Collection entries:

+++++

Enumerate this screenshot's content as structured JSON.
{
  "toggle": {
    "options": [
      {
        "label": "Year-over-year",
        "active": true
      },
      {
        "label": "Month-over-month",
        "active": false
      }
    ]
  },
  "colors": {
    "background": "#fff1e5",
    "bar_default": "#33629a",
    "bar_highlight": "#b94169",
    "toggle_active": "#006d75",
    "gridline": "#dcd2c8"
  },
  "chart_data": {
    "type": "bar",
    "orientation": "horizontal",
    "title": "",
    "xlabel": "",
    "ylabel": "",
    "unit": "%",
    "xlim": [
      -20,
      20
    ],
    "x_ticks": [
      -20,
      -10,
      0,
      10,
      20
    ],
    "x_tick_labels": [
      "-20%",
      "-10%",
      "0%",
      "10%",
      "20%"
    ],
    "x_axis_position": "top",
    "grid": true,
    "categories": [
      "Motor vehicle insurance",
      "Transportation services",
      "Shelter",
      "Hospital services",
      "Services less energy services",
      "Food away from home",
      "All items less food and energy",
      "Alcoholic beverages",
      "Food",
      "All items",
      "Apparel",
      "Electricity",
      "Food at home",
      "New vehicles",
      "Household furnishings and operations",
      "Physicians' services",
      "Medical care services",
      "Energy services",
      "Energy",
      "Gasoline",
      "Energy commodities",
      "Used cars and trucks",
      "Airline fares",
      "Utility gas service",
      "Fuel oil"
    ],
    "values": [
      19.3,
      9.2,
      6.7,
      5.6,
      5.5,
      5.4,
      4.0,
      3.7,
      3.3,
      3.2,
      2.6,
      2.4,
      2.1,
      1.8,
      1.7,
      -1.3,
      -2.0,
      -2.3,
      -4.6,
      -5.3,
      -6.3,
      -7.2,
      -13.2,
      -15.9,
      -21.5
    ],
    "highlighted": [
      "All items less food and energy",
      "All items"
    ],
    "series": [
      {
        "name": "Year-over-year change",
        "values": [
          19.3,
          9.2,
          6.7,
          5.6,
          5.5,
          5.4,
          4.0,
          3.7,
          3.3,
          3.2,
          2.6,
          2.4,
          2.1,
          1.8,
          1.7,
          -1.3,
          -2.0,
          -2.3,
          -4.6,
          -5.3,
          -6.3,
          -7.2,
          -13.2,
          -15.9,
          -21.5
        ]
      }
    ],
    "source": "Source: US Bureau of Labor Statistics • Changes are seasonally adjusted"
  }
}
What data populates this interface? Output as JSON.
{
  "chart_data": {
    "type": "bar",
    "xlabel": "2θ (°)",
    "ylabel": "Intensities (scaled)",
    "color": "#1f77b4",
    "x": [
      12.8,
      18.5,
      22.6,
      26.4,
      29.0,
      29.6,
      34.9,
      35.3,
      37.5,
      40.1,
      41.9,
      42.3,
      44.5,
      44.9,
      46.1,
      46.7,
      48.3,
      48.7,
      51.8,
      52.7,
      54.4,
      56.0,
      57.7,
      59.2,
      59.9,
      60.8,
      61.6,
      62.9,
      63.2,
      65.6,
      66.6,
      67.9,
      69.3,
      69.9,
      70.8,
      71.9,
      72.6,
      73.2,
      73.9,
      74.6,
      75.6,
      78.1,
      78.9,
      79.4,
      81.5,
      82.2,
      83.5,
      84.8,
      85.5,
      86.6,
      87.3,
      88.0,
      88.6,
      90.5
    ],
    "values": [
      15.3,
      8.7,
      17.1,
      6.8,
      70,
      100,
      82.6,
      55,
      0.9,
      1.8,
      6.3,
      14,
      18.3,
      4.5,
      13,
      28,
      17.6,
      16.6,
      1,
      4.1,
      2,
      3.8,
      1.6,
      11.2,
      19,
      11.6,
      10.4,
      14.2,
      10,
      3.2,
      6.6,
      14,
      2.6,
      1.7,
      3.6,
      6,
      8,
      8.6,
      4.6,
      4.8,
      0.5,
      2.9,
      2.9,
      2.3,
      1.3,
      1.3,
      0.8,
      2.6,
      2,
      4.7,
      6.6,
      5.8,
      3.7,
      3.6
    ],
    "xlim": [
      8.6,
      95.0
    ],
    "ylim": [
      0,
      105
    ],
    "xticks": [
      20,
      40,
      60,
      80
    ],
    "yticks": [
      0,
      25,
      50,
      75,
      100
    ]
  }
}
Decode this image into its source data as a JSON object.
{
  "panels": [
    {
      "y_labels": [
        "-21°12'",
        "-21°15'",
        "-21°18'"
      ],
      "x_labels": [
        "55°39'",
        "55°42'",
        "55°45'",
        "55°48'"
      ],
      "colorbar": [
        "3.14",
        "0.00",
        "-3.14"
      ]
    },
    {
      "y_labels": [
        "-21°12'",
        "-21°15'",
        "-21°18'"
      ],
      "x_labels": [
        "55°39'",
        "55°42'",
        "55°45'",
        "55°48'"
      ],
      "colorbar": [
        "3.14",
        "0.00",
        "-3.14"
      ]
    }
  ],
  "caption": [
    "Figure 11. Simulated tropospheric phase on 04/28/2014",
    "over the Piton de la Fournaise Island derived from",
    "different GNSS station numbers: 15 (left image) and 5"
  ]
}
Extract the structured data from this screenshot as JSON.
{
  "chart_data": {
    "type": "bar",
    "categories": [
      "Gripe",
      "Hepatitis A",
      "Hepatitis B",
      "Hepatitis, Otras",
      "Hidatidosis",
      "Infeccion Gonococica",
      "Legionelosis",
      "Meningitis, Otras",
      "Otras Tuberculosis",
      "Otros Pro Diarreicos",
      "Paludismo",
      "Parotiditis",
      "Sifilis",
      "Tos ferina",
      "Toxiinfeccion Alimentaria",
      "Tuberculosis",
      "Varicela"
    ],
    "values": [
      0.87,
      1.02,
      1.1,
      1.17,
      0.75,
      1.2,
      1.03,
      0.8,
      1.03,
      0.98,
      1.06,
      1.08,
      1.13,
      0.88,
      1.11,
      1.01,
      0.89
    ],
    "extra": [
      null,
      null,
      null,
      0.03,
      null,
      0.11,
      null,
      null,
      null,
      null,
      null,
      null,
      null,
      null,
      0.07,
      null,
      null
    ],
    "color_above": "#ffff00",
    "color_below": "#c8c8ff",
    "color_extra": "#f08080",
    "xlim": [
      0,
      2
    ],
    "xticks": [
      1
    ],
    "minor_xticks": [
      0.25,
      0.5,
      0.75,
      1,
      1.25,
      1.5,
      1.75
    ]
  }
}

+++++

● What you need to do:
Quote each line of the data above exactly as written.

● Solution for this task:
Enumerate this screenshot's content as structured JSON.
{
  "toggle": {
    "options": [
      {
        "label": "Year-over-year",
        "active": true
      },
      {
        "label": "Month-over-month",
        "active": false
      }
    ]
  },
  "colors": {
    "background": "#fff1e5",
    "bar_default": "#33629a",
    "bar_highlight": "#b94169",
    "toggle_active": "#006d75",
    "gridline": "#dcd2c8"
  },
  "chart_data": {
    "type": "bar",
    "orientation": "horizontal",
    "title": "",
    "xlabel": "",
    "ylabel": "",
    "unit": "%",
    "xlim": [
      -20,
      20
    ],
    "x_ticks": [
      -20,
      -10,
      0,
      10,
      20
    ],
    "x_tick_labels": [
      "-20%",
      "-10%",
      "0%",
      "10%",
      "20%"
    ],
    "x_axis_position": "top",
    "grid": true,
    "categories": [
      "Motor vehicle insurance",
      "Transportation services",
      "Shelter",
      "Hospital services",
      "Services less energy services",
      "Food away from home",
      "All items less food and energy",
      "Alcoholic beverages",
      "Food",
      "All items",
      "Apparel",
      "Electricity",
      "Food at home",
      "New vehicles",
      "Household furnishings and operations",
      "Physicians' services",
      "Medical care services",
      "Energy services",
      "Energy",
      "Gasoline",
      "Energy commodities",
      "Used cars and trucks",
      "Airline fares",
      "Utility gas service",
      "Fuel oil"
    ],
    "values": [
      19.3,
      9.2,
      6.7,
      5.6,
      5.5,
      5.4,
      4.0,
      3.7,
      3.3,
      3.2,
      2.6,
      2.4,
      2.1,
      1.8,
      1.7,
      -1.3,
      -2.0,
      -2.3,
      -4.6,
      -5.3,
      -6.3,
      -7.2,
      -13.2,
      -15.9,
      -21.5
    ],
    "highlighted": [
      "All items less food and energy",
      "All items"
    ],
    "series": [
      {
        "name": "Year-over-year change",
        "values": [
          19.3,
          9.2,
          6.7,
          5.6,
          5.5,
          5.4,
          4.0,
          3.7,
          3.3,
          3.2,
          2.6,
          2.4,
          2.1,
          1.8,
          1.7,
          -1.3,
          -2.0,
          -2.3,
          -4.6,
          -5.3,
          -6.3,
          -7.2,
          -13.2,
          -15.9,
          -21.5
        ]
      }
    ],
    "source": "Source: US Bureau of Labor Statistics • Changes are seasonally adjusted"
  }
}
What data populates this interface? Output as JSON.
{
  "chart_data": {
    "type": "bar",
    "xlabel": "2θ (°)",
    "ylabel": "Intensities (scaled)",
    "color": "#1f77b4",
    "x": [
      12.8,
      18.5,
      22.6,
      26.4,
      29.0,
      29.6,
      34.9,
      35.3,
      37.5,
      40.1,
      41.9,
      42.3,
      44.5,
      44.9,
      46.1,
      46.7,
      48.3,
      48.7,
      51.8,
      52.7,
      54.4,
      56.0,
      57.7,
      59.2,
      59.9,
      60.8,
      61.6,
      62.9,
      63.2,
      65.6,
      66.6,
      67.9,
      69.3,
      69.9,
      70.8,
      71.9,
      72.6,
      73.2,
      73.9,
      74.6,
      75.6,
      78.1,
      78.9,
      79.4,
      81.5,
      82.2,
      83.5,
      84.8,
      85.5,
      86.6,
      87.3,
      88.0,
      88.6,
      90.5
    ],
    "values": [
      15.3,
      8.7,
      17.1,
      6.8,
      70,
      100,
      82.6,
      55,
      0.9,
      1.8,
      6.3,
      14,
      18.3,
      4.5,
      13,
      28,
      17.6,
      16.6,
      1,
      4.1,
      2,
      3.8,
      1.6,
      11.2,
      19,
      11.6,
      10.4,
      14.2,
      10,
      3.2,
      6.6,
      14,
      2.6,
      1.7,
      3.6,
      6,
      8,
      8.6,
      4.6,
      4.8,
      0.5,
      2.9,
      2.9,
      2.3,
      1.3,
      1.3,
      0.8,
      2.6,
      2,
      4.7,
      6.6,
      5.8,
      3.7,
      3.6
    ],
    "xlim": [
      8.6,
      95.0
    ],
    "ylim": [
      0,
      105
    ],
    "xticks": [
      20,
      40,
      60,
      80
    ],
    "yticks": [
      0,
      25,
      50,
      75,
      100
    ]
  }
}
Decode this image into its source data as a JSON object.
{
  "panels": [
    {
      "y_labels": [
        "-21°12'",
        "-21°15'",
        "-21°18'"
      ],
      "x_labels": [
        "55°39'",
        "55°42'",
        "55°45'",
        "55°48'"
      ],
      "colorbar": [
        "3.14",
        "0.00",
        "-3.14"
      ]
    },
    {
      "y_labels": [
        "-21°12'",
        "-21°15'",
        "-21°18'"
      ],
      "x_labels": [
        "55°39'",
        "55°42'",
        "55°45'",
        "55°48'"
      ],
      "colorbar": [
        "3.14",
        "0.00",
        "-3.14"
      ]
    }
  ],
  "caption": [
    "Figure 11. Simulated tropospheric phase on 04/28/2014",
    "over the Piton de la Fournaise Island derived from",
    "different GNSS station numbers: 15 (left image) and 5"
  ]
}
Extract the structured data from this screenshot as JSON.
{
  "chart_data": {
    "type": "bar",
    "categories": [
      "Gripe",
      "Hepatitis A",
      "Hepatitis B",
      "Hepatitis, Otras",
      "Hidatidosis",
      "Infeccion Gonococica",
      "Legionelosis",
      "Meningitis, Otras",
      "Otras Tuberculosis",
      "Otros Pro Diarreicos",
      "Paludismo",
      "Parotiditis",
      "Sifilis",
      "Tos ferina",
      "Toxiinfeccion Alimentaria",
      "Tuberculosis",
      "Varicela"
    ],
    "values": [
      0.87,
      1.02,
      1.1,
      1.17,
      0.75,
      1.2,
      1.03,
      0.8,
      1.03,
      0.98,
      1.06,
      1.08,
      1.13,
      0.88,
      1.11,
      1.01,
      0.89
    ],
    "extra": [
      null,
      null,
      null,
      0.03,
      null,
      0.11,
      null,
      null,
      null,
      null,
      null,
      null,
      null,
      null,
      0.07,
      null,
      null
    ],
    "color_above": "#ffff00",
    "color_below": "#c8c8ff",
    "color_extra": "#f08080",
    "xlim": [
      0,
      2
    ],
    "xticks": [
      1
    ],
    "minor_xticks": [
      0.25,
      0.5,
      0.75,
      1,
      1.25,
      1.5,
      1.75
    ]
  }
}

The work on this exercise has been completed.